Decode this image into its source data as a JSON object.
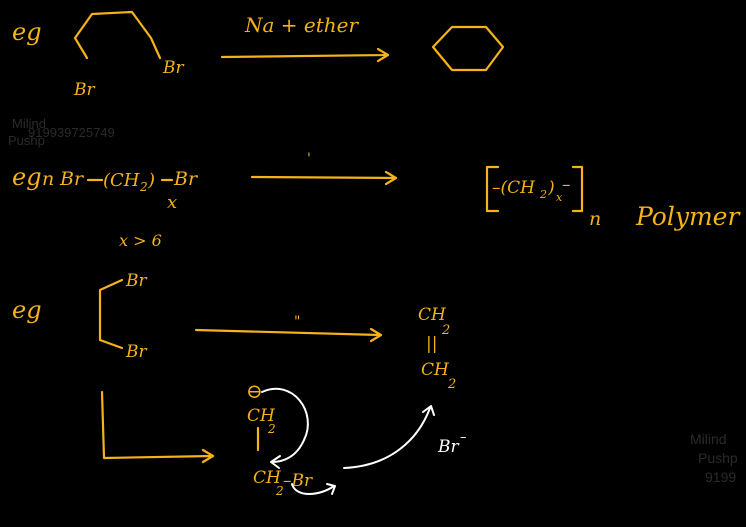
{
  "colors": {
    "background": "#000000",
    "ink": "#f5b21b",
    "arrow_ink": "#ffffff",
    "watermark": "#7a7a7a"
  },
  "watermark": {
    "name_first": "Milind",
    "name_last": "Pushp",
    "phone": "9199",
    "phone_full": "919939725749",
    "phone_right": "9199"
  },
  "example1": {
    "label": "eg",
    "br_top": "Br",
    "br_bottom": "Br",
    "reagent": "Na + ether"
  },
  "example2": {
    "label": "eg",
    "n": "n",
    "br_left": "Br",
    "chain": "(CH",
    "sub2": "2",
    "chain_close": ")",
    "br_right": "Br",
    "x": "x",
    "reagent_mark": "'",
    "product_inner": "–(CH",
    "product_sub2": "2",
    "product_close": ")",
    "product_x": "x",
    "product_dash": "–",
    "product_n": "n",
    "product_label": "Polymer",
    "condition": "x > 6"
  },
  "example3": {
    "label": "eg",
    "br_top": "Br",
    "br_bottom": "Br",
    "reagent_mark": "\"",
    "product_ch_top": "CH",
    "product_sub_top": "2",
    "product_bond": "||",
    "product_ch_bottom": "CH",
    "product_sub_bottom": "2",
    "charge": "⊖",
    "mech_ch_top": "CH",
    "mech_sub_top": "2",
    "mech_bond": "|",
    "mech_ch_bottom": "CH",
    "mech_sub_bottom": "2",
    "mech_br": "–Br",
    "leaving_group": "Br",
    "leaving_charge": "–"
  }
}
───
| Task to complete |
All of the entries need to be transcribed word for word; pictures are left out.

| Solution |
Decode this image into its source data as a JSON object.
{
  "colors": {
    "background": "#000000",
    "ink": "#f5b21b",
    "arrow_ink": "#ffffff",
    "watermark": "#7a7a7a"
  },
  "watermark": {
    "name_first": "Milind",
    "name_last": "Pushp",
    "phone": "9199",
    "phone_full": "919939725749",
    "phone_right": "9199"
  },
  "example1": {
    "label": "eg",
    "br_top": "Br",
    "br_bottom": "Br",
    "reagent": "Na + ether"
  },
  "example2": {
    "label": "eg",
    "n": "n",
    "br_left": "Br",
    "chain": "(CH",
    "sub2": "2",
    "chain_close": ")",
    "br_right": "Br",
    "x": "x",
    "reagent_mark": "'",
    "product_inner": "–(CH",
    "product_sub2": "2",
    "product_close": ")",
    "product_x": "x",
    "product_dash": "–",
    "product_n": "n",
    "product_label": "Polymer",
    "condition": "x > 6"
  },
  "example3": {
    "label": "eg",
    "br_top": "Br",
    "br_bottom": "Br",
    "reagent_mark": "\"",
    "product_ch_top": "CH",
    "product_sub_top": "2",
    "product_bond": "||",
    "product_ch_bottom": "CH",
    "product_sub_bottom": "2",
    "charge": "⊖",
    "mech_ch_top": "CH",
    "mech_sub_top": "2",
    "mech_bond": "|",
    "mech_ch_bottom": "CH",
    "mech_sub_bottom": "2",
    "mech_br": "–Br",
    "leaving_group": "Br",
    "leaving_charge": "–"
  }
}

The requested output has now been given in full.